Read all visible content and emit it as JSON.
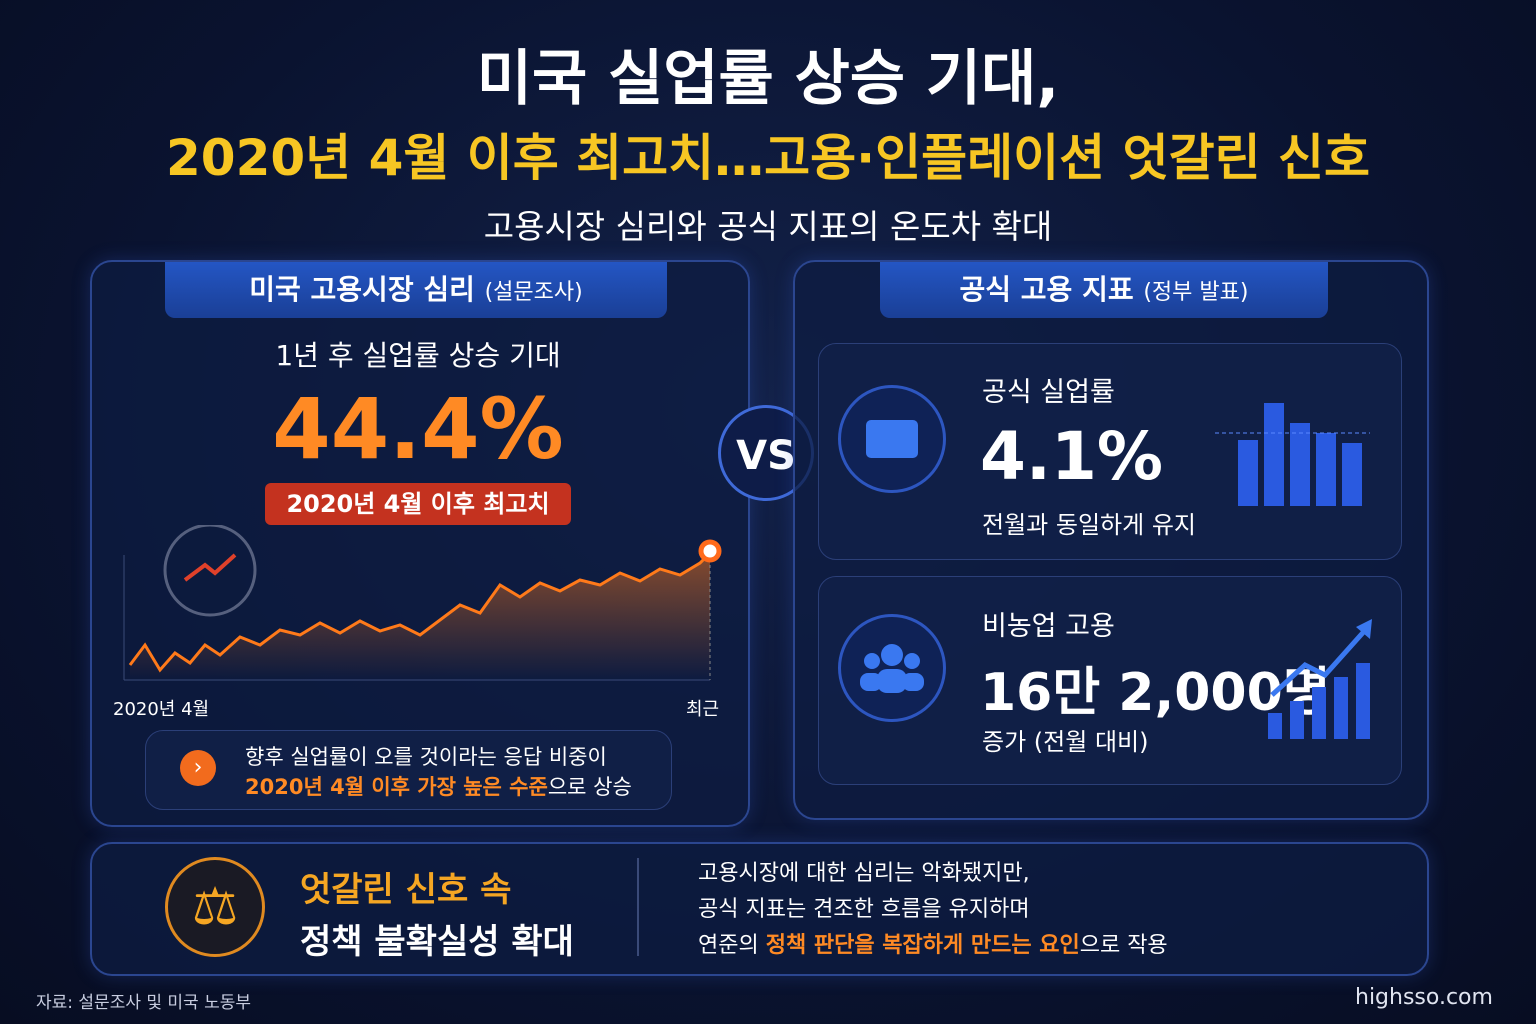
{
  "header": {
    "title_line1": "미국 실업률 상승 기대,",
    "title_line2": "2020년 4월 이후 최고치…고용·인플레이션 엇갈린 신호",
    "subtitle": "고용시장 심리와 공식 지표의 온도차 확대"
  },
  "left_panel": {
    "title": "미국 고용시장 심리",
    "title_note": "(설문조사)",
    "metric_label": "1년 후 실업률 상승 기대",
    "metric_value": "44.4%",
    "badge": "2020년 4월 이후 최고치",
    "chart_start_label": "2020년 4월",
    "chart_end_label": "최근",
    "note_line1": "향후 실업률이 오를 것이라는 응답 비중이",
    "note_highlight": "2020년 4월 이후 가장 높은 수준",
    "note_rest": "으로 상승"
  },
  "vs": "VS",
  "right_panel": {
    "title": "공식 고용 지표",
    "title_note": "(정부 발표)",
    "cards": [
      {
        "label": "공식 실업률",
        "value": "4.1%",
        "detail": "전월과 동일하게 유지"
      },
      {
        "label": "비농업 고용",
        "value": "16만 2,000명",
        "detail": "증가 (전월 대비)"
      }
    ]
  },
  "bottom": {
    "heading_line1": "엇갈린 신호 속",
    "heading_line2": "정책 불확실성 확대",
    "text_line1": "고용시장에 대한 심리는 악화됐지만,",
    "text_line2": "공식 지표는 견조한 흐름을 유지하며",
    "text_line3_start": "연준의 ",
    "text_line3_highlight": "정책 판단을 복잡하게 만드는 요인",
    "text_line3_end": "으로 작용"
  },
  "footer": {
    "source": "자료: 설문조사 및 미국 노동부",
    "site": "highsso.com"
  }
}
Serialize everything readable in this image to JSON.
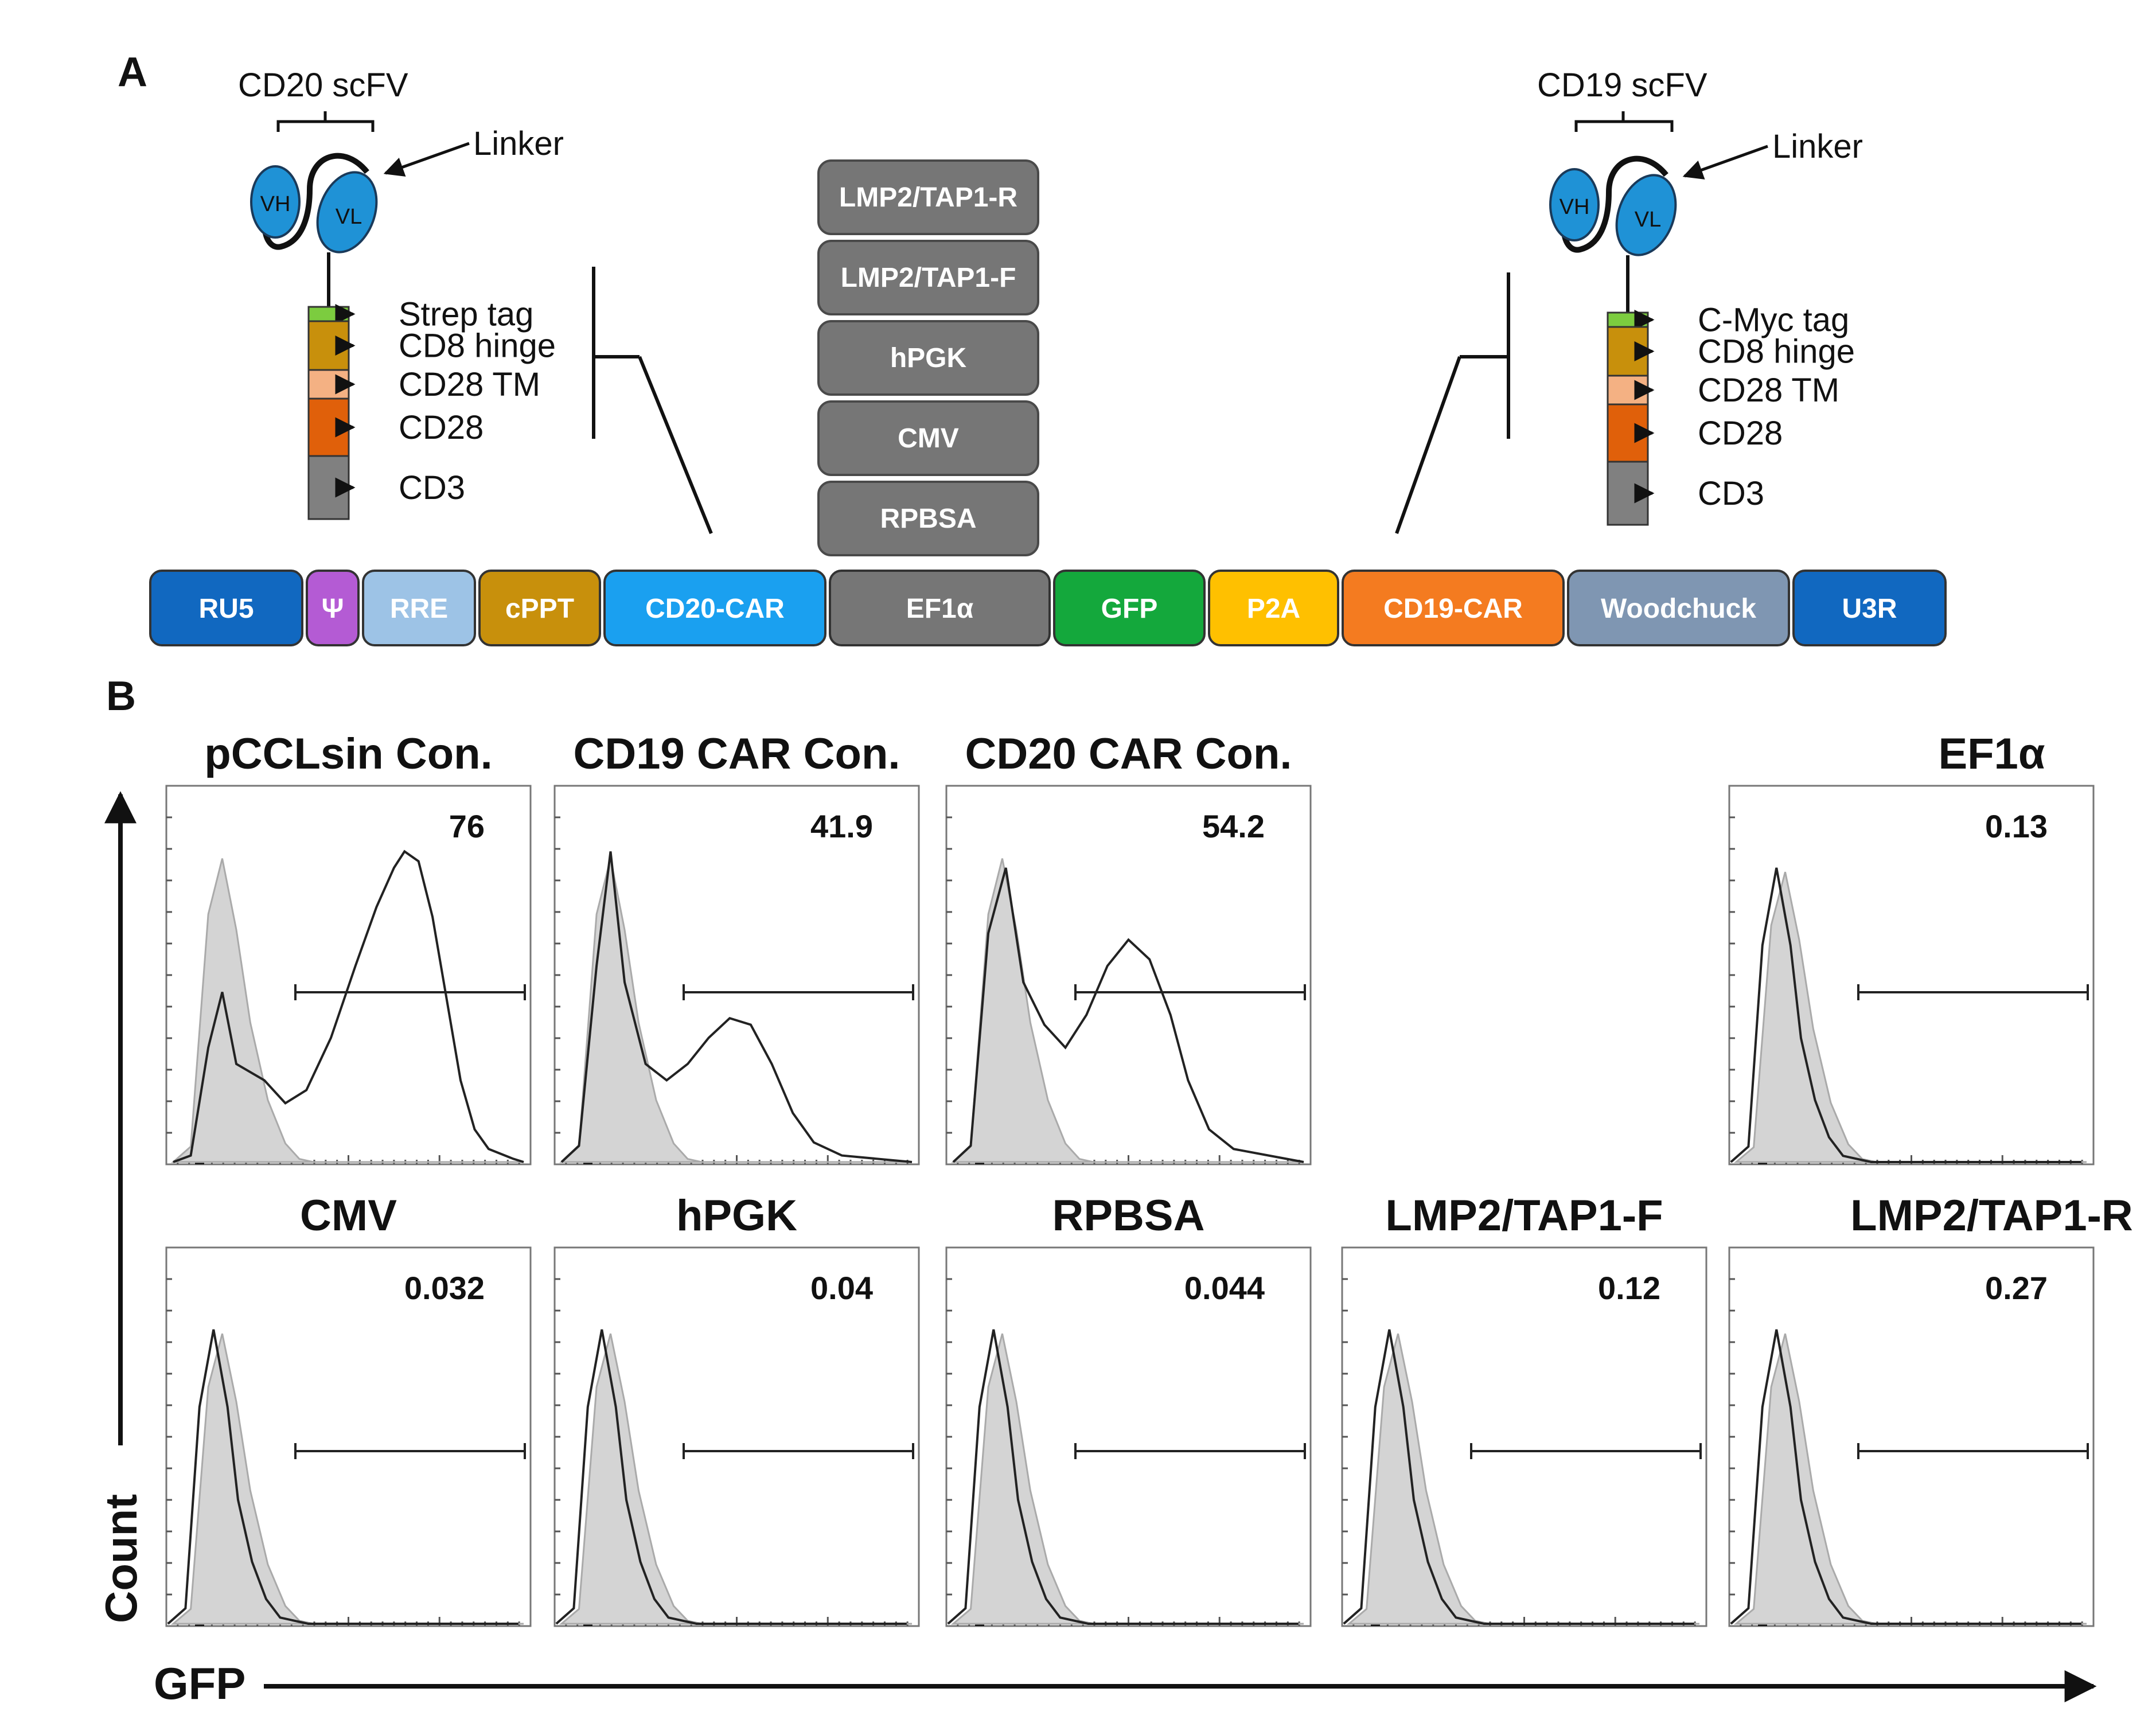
{
  "panel_a": {
    "label": "A",
    "left_car": {
      "scfv_label": "CD20 scFV",
      "linker": "Linker",
      "vh": "VH",
      "vl": "VL",
      "domains": [
        {
          "label": "Strep tag",
          "color": "#7ccc3f"
        },
        {
          "label": "CD8 hinge",
          "color": "#c8900c"
        },
        {
          "label": "CD28 TM",
          "color": "#f4b183"
        },
        {
          "label": "CD28",
          "color": "#e0600a"
        },
        {
          "label": "CD3",
          "color": "#808080"
        }
      ]
    },
    "right_car": {
      "scfv_label": "CD19 scFV",
      "linker": "Linker",
      "vh": "VH",
      "vl": "VL",
      "domains": [
        {
          "label": "C-Myc tag",
          "color": "#7ccc3f"
        },
        {
          "label": "CD8 hinge",
          "color": "#c8900c"
        },
        {
          "label": "CD28 TM",
          "color": "#f4b183"
        },
        {
          "label": "CD28",
          "color": "#e0600a"
        },
        {
          "label": "CD3",
          "color": "#808080"
        }
      ]
    },
    "promoters": [
      "LMP2/TAP1-R",
      "LMP2/TAP1-F",
      "hPGK",
      "CMV",
      "RPBSA"
    ],
    "vector": [
      {
        "label": "RU5",
        "color": "#1168c0"
      },
      {
        "label": "Ψ",
        "color": "#b45bd4"
      },
      {
        "label": "RRE",
        "color": "#9dc3e6"
      },
      {
        "label": "cPPT",
        "color": "#c8900c"
      },
      {
        "label": "CD20-CAR",
        "color": "#1aa0f0"
      },
      {
        "label": "EF1α",
        "color": "#767676"
      },
      {
        "label": "GFP",
        "color": "#14a83c"
      },
      {
        "label": "P2A",
        "color": "#ffc000"
      },
      {
        "label": "CD19-CAR",
        "color": "#f47b20"
      },
      {
        "label": "Woodchuck",
        "color": "#7f96b2"
      },
      {
        "label": "U3R",
        "color": "#1168c0"
      }
    ],
    "vh_color": "#1f92d6"
  },
  "panel_b": {
    "label": "B",
    "y_axis_label": "Count",
    "x_axis_label": "GFP",
    "histograms": [
      {
        "title": "pCCLsin Con.",
        "value": "76"
      },
      {
        "title": "CD19 CAR Con.",
        "value": "41.9"
      },
      {
        "title": "CD20 CAR Con.",
        "value": "54.2"
      },
      {
        "title": "EF1α",
        "value": "0.13"
      },
      {
        "title": "CMV",
        "value": "0.032"
      },
      {
        "title": "hPGK",
        "value": "0.04"
      },
      {
        "title": "RPBSA",
        "value": "0.044"
      },
      {
        "title": "LMP2/TAP1-F",
        "value": "0.12"
      },
      {
        "title": "LMP2/TAP1-R",
        "value": "0.27"
      }
    ]
  }
}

====================

**WHAT THE TASK ASKS**
Above are records with pictures; repeat the records exactly and leave the pictures out.

**TASK RESPONSE**
Read all visible content and emit it as JSON.
{
  "header": {
    "title_line1": "미국 실업률 상승 기대,",
    "title_line2": "2020년 4월 이후 최고치…고용·인플레이션 엇갈린 신호",
    "subtitle": "고용시장 심리와 공식 지표의 온도차 확대"
  },
  "left_panel": {
    "title": "미국 고용시장 심리",
    "title_note": "(설문조사)",
    "metric_label": "1년 후 실업률 상승 기대",
    "metric_value": "44.4%",
    "badge": "2020년 4월 이후 최고치",
    "chart_start_label": "2020년 4월",
    "chart_end_label": "최근",
    "note_line1": "향후 실업률이 오를 것이라는 응답 비중이",
    "note_highlight": "2020년 4월 이후 가장 높은 수준",
    "note_rest": "으로 상승"
  },
  "vs": "VS",
  "right_panel": {
    "title": "공식 고용 지표",
    "title_note": "(정부 발표)",
    "cards": [
      {
        "label": "공식 실업률",
        "value": "4.1%",
        "detail": "전월과 동일하게 유지"
      },
      {
        "label": "비농업 고용",
        "value": "16만 2,000명",
        "detail": "증가 (전월 대비)"
      }
    ]
  },
  "bottom": {
    "heading_line1": "엇갈린 신호 속",
    "heading_line2": "정책 불확실성 확대",
    "text_line1": "고용시장에 대한 심리는 악화됐지만,",
    "text_line2": "공식 지표는 견조한 흐름을 유지하며",
    "text_line3_start": "연준의 ",
    "text_line3_highlight": "정책 판단을 복잡하게 만드는 요인",
    "text_line3_end": "으로 작용"
  },
  "footer": {
    "source": "자료: 설문조사 및 미국 노동부",
    "site": "highsso.com"
  }
}
Serialize everything readable in this image to JSON.
{
  "panel_a": {
    "label": "A",
    "left_car": {
      "scfv_label": "CD20 scFV",
      "linker": "Linker",
      "vh": "VH",
      "vl": "VL",
      "domains": [
        {
          "label": "Strep tag",
          "color": "#7ccc3f"
        },
        {
          "label": "CD8 hinge",
          "color": "#c8900c"
        },
        {
          "label": "CD28 TM",
          "color": "#f4b183"
        },
        {
          "label": "CD28",
          "color": "#e0600a"
        },
        {
          "label": "CD3",
          "color": "#808080"
        }
      ]
    },
    "right_car": {
      "scfv_label": "CD19 scFV",
      "linker": "Linker",
      "vh": "VH",
      "vl": "VL",
      "domains": [
        {
          "label": "C-Myc tag",
          "color": "#7ccc3f"
        },
        {
          "label": "CD8 hinge",
          "color": "#c8900c"
        },
        {
          "label": "CD28 TM",
          "color": "#f4b183"
        },
        {
          "label": "CD28",
          "color": "#e0600a"
        },
        {
          "label": "CD3",
          "color": "#808080"
        }
      ]
    },
    "promoters": [
      "LMP2/TAP1-R",
      "LMP2/TAP1-F",
      "hPGK",
      "CMV",
      "RPBSA"
    ],
    "vector": [
      {
        "label": "RU5",
        "color": "#1168c0"
      },
      {
        "label": "Ψ",
        "color": "#b45bd4"
      },
      {
        "label": "RRE",
        "color": "#9dc3e6"
      },
      {
        "label": "cPPT",
        "color": "#c8900c"
      },
      {
        "label": "CD20-CAR",
        "color": "#1aa0f0"
      },
      {
        "label": "EF1α",
        "color": "#767676"
      },
      {
        "label": "GFP",
        "color": "#14a83c"
      },
      {
        "label": "P2A",
        "color": "#ffc000"
      },
      {
        "label": "CD19-CAR",
        "color": "#f47b20"
      },
      {
        "label": "Woodchuck",
        "color": "#7f96b2"
      },
      {
        "label": "U3R",
        "color": "#1168c0"
      }
    ],
    "vh_color": "#1f92d6"
  },
  "panel_b": {
    "label": "B",
    "y_axis_label": "Count",
    "x_axis_label": "GFP",
    "histograms": [
      {
        "title": "pCCLsin Con.",
        "value": "76"
      },
      {
        "title": "CD19 CAR Con.",
        "value": "41.9"
      },
      {
        "title": "CD20 CAR Con.",
        "value": "54.2"
      },
      {
        "title": "EF1α",
        "value": "0.13"
      },
      {
        "title": "CMV",
        "value": "0.032"
      },
      {
        "title": "hPGK",
        "value": "0.04"
      },
      {
        "title": "RPBSA",
        "value": "0.044"
      },
      {
        "title": "LMP2/TAP1-F",
        "value": "0.12"
      },
      {
        "title": "LMP2/TAP1-R",
        "value": "0.27"
      }
    ]
  }
}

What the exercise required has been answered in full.